# Exercise aim
Print the records below exactly as they appear.

** begin Input records **

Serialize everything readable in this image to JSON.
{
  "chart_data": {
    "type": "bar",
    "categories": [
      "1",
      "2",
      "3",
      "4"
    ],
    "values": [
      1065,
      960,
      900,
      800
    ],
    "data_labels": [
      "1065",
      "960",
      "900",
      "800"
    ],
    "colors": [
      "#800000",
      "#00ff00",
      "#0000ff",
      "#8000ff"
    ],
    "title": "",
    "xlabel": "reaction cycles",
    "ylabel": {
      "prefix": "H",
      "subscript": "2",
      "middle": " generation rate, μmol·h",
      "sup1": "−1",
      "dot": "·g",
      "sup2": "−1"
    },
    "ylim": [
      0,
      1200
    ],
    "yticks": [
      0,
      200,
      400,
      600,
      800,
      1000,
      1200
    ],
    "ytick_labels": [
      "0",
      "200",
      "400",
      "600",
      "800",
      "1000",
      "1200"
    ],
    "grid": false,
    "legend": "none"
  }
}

** end Input records **

# Right answer
Serialize everything readable in this image to JSON.
{
  "chart_data": {
    "type": "bar",
    "categories": [
      "1",
      "2",
      "3",
      "4"
    ],
    "values": [
      1065,
      960,
      900,
      800
    ],
    "data_labels": [
      "1065",
      "960",
      "900",
      "800"
    ],
    "colors": [
      "#800000",
      "#00ff00",
      "#0000ff",
      "#8000ff"
    ],
    "title": "",
    "xlabel": "reaction cycles",
    "ylabel": {
      "prefix": "H",
      "subscript": "2",
      "middle": " generation rate, μmol·h",
      "sup1": "−1",
      "dot": "·g",
      "sup2": "−1"
    },
    "ylim": [
      0,
      1200
    ],
    "yticks": [
      0,
      200,
      400,
      600,
      800,
      1000,
      1200
    ],
    "ytick_labels": [
      "0",
      "200",
      "400",
      "600",
      "800",
      "1000",
      "1200"
    ],
    "grid": false,
    "legend": "none"
  }
}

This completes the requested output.